*** SOURCE DATA
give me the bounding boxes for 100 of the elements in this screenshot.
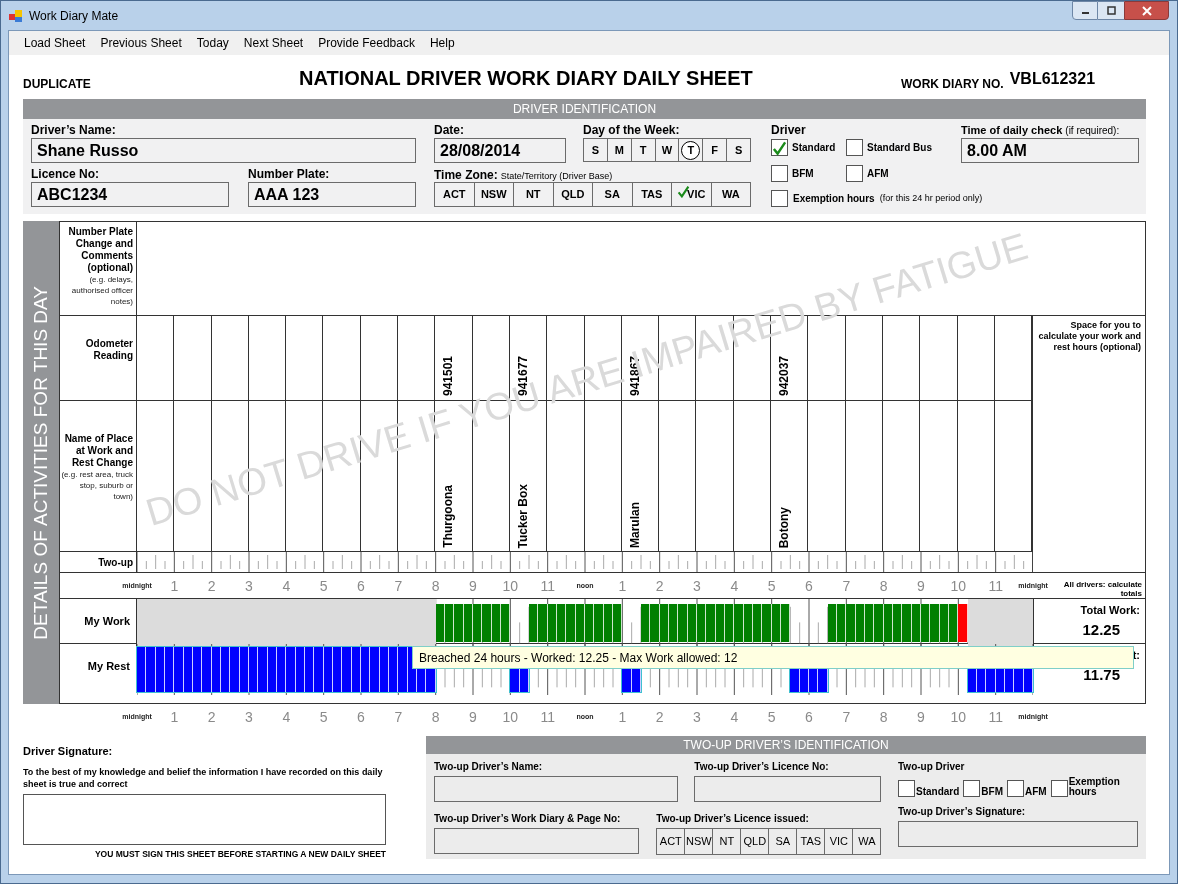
menu-item[interactable]: Load Sheet [17, 34, 93, 52]
check-icon [772, 139, 787, 156]
hour-label: 8 [879, 707, 888, 727]
state-option[interactable]: QLD [740, 828, 770, 855]
state-option[interactable]: SA [768, 828, 798, 855]
checkbox[interactable] [898, 780, 915, 797]
state-option[interactable]: WA [710, 182, 751, 207]
field-label: Two-up Driver’s Licence No: [694, 760, 829, 774]
option-label: BFM [792, 167, 814, 181]
menu-item[interactable]: Previous Sheet [93, 34, 189, 52]
tooltip: Breached 24 hours - Worked: 12.25 - Max Work allowed: 12 [412, 646, 1134, 669]
hour-label: 4 [282, 576, 291, 595]
hour-label: 10 [502, 576, 519, 595]
state-option[interactable]: ACT [434, 182, 475, 207]
checkbox[interactable] [846, 165, 863, 182]
maximize-button[interactable] [1098, 1, 1124, 20]
plate-field[interactable]: AAA 123 [248, 182, 416, 207]
diary-number: VBL612321 [1009, 69, 1096, 89]
hour-label: 4 [730, 707, 739, 727]
signature-box[interactable] [23, 793, 386, 845]
hour-label: 4 [730, 576, 739, 595]
input-field[interactable] [694, 776, 882, 802]
field-label: Two-up Driver’s Name: [434, 760, 543, 774]
hour-label: 9 [469, 707, 477, 727]
state-option[interactable]: WA [852, 828, 882, 855]
hour-label: 1 [618, 576, 627, 595]
hour-label: 5 [767, 707, 776, 727]
input-field[interactable] [898, 821, 1138, 847]
minimize-button[interactable] [1072, 1, 1098, 20]
hour-label: 9 [469, 576, 477, 595]
field-hint: State/Territory (Driver Base) [500, 170, 613, 183]
hour-label: 6 [805, 707, 813, 727]
checkbox[interactable] [771, 139, 788, 156]
place-name: Botony [776, 506, 793, 548]
date-field[interactable]: 28/08/2014 [434, 138, 566, 163]
checkbox[interactable] [1050, 780, 1068, 797]
row-label: My Work [84, 613, 130, 629]
menu-item[interactable]: Help [422, 34, 462, 52]
maximize-icon [1106, 6, 1116, 15]
state-option[interactable]: QLD [552, 182, 593, 207]
app-icon [9, 9, 23, 23]
checkbox[interactable] [963, 780, 981, 797]
hour-label: 7 [842, 707, 851, 727]
field-label: Time of daily check [961, 123, 1063, 138]
hour-label: 7 [842, 576, 851, 595]
licence-field[interactable]: ABC1234 [31, 182, 229, 207]
option-label: Standard [792, 141, 836, 155]
state-option[interactable]: SA [592, 182, 633, 207]
state-option[interactable]: ACT [656, 828, 686, 855]
close-button[interactable] [1124, 1, 1169, 20]
field-label: Licence No: [31, 166, 100, 182]
hour-label: 3 [245, 707, 253, 727]
sign-warning: YOU MUST SIGN THIS SHEET BEFORE STARTING A NEW DAILY SHEET [93, 847, 386, 861]
field-label: Number Plate: [248, 166, 331, 182]
checkbox[interactable] [771, 165, 788, 182]
input-field[interactable] [434, 828, 639, 854]
place-name: Tucker Box [514, 483, 531, 548]
hour-label: 9 [917, 576, 925, 595]
name-field[interactable]: Shane Russo [31, 138, 416, 163]
input-field[interactable] [434, 776, 678, 802]
odometer-reading: 941501 [440, 355, 457, 396]
day-option[interactable]: T [681, 140, 701, 160]
row-hint: (e.g. rest area, truck stop, suburb or town) [60, 469, 133, 502]
state-option[interactable]: NSW [684, 828, 714, 855]
state-option[interactable]: VIC [824, 828, 854, 855]
hour-label: 2 [207, 576, 216, 595]
row-label: Two-up [98, 556, 133, 569]
checkbox[interactable] [771, 190, 788, 207]
field-label: Two-up Driver’s Licence issued: [656, 812, 809, 826]
option-label: Standard [916, 787, 960, 797]
state-option[interactable]: TAS [631, 182, 672, 207]
row-label: Odometer Reading [84, 338, 133, 362]
place-name: Thurgoona [440, 485, 457, 548]
option-label: AFM [1025, 787, 1047, 797]
hour-label: 10 [502, 707, 519, 727]
option-label: BFM [981, 787, 1003, 797]
side-banner-text: DETAILS OF ACTIVITIES FOR THIS DAY [28, 285, 52, 640]
hour-label: 5 [319, 707, 328, 727]
checkbox[interactable] [1007, 780, 1024, 797]
menu-item[interactable]: Provide Feedback [311, 34, 422, 52]
state-option[interactable]: NSW [473, 182, 514, 207]
hour-label: 7 [394, 707, 403, 727]
state-option[interactable]: NT [513, 182, 554, 207]
hour-label: 4 [282, 707, 291, 727]
daily-check-field[interactable]: 8.00 AM [961, 138, 1139, 163]
menu-item[interactable]: Today [189, 34, 236, 52]
state-option[interactable]: NT [712, 828, 742, 855]
hour-label: 8 [879, 576, 888, 595]
field-label: Time Zone: [434, 167, 498, 184]
state-option[interactable]: TAS [796, 828, 826, 855]
state-option[interactable]: VIC [671, 182, 712, 207]
menu-item[interactable]: Next Sheet [236, 34, 311, 52]
hour-label: 3 [245, 576, 253, 595]
hour-label: 11 [540, 707, 555, 727]
field-label: Date: [434, 122, 465, 138]
option-label: Exemption hours [1068, 777, 1121, 797]
checkbox[interactable] [846, 139, 863, 156]
hour-label: 8 [431, 576, 440, 595]
option-label: AFM [867, 167, 889, 181]
field-label: Driver’s Name: [31, 122, 117, 138]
******
Reproduce only the lines starting at "menu-item[interactable]: Load Sheet" and ending at "place-name: Botony [776, 506, 793, 548]", substituting "hour-marker" for each "hour-label" and changing nothing else.

menu-item[interactable]: Load Sheet [17, 34, 93, 52]
check-icon [772, 139, 787, 156]
hour-marker: 8 [879, 707, 888, 727]
state-option[interactable]: QLD [740, 828, 770, 855]
state-option[interactable]: SA [768, 828, 798, 855]
checkbox[interactable] [898, 780, 915, 797]
state-option[interactable]: WA [710, 182, 751, 207]
field-label: Two-up Driver’s Licence No: [694, 760, 829, 774]
option-label: BFM [792, 167, 814, 181]
menu-item[interactable]: Previous Sheet [93, 34, 189, 52]
tooltip: Breached 24 hours - Worked: 12.25 - Max Work allowed: 12 [412, 646, 1134, 669]
hour-marker: 4 [282, 576, 291, 595]
hour-marker: 10 [502, 576, 519, 595]
state-option[interactable]: ACT [434, 182, 475, 207]
checkbox[interactable] [846, 165, 863, 182]
maximize-button[interactable] [1098, 1, 1124, 20]
plate-field[interactable]: AAA 123 [248, 182, 416, 207]
diary-number: VBL612321 [1009, 69, 1096, 89]
hour-marker: 4 [730, 707, 739, 727]
signature-box[interactable] [23, 793, 386, 845]
hour-marker: 4 [730, 576, 739, 595]
input-field[interactable] [694, 776, 882, 802]
field-label: Two-up Driver’s Name: [434, 760, 543, 774]
hour-marker: 9 [469, 707, 477, 727]
state-option[interactable]: WA [852, 828, 882, 855]
hour-marker: 1 [618, 576, 627, 595]
hour-marker: 5 [767, 707, 776, 727]
input-field[interactable] [898, 821, 1138, 847]
minimize-button[interactable] [1072, 1, 1098, 20]
hour-marker: 9 [469, 576, 477, 595]
field-hint: State/Territory (Driver Base) [500, 170, 613, 183]
hour-marker: 6 [805, 707, 813, 727]
checkbox[interactable] [771, 139, 788, 156]
place-name: Botony [776, 506, 793, 548]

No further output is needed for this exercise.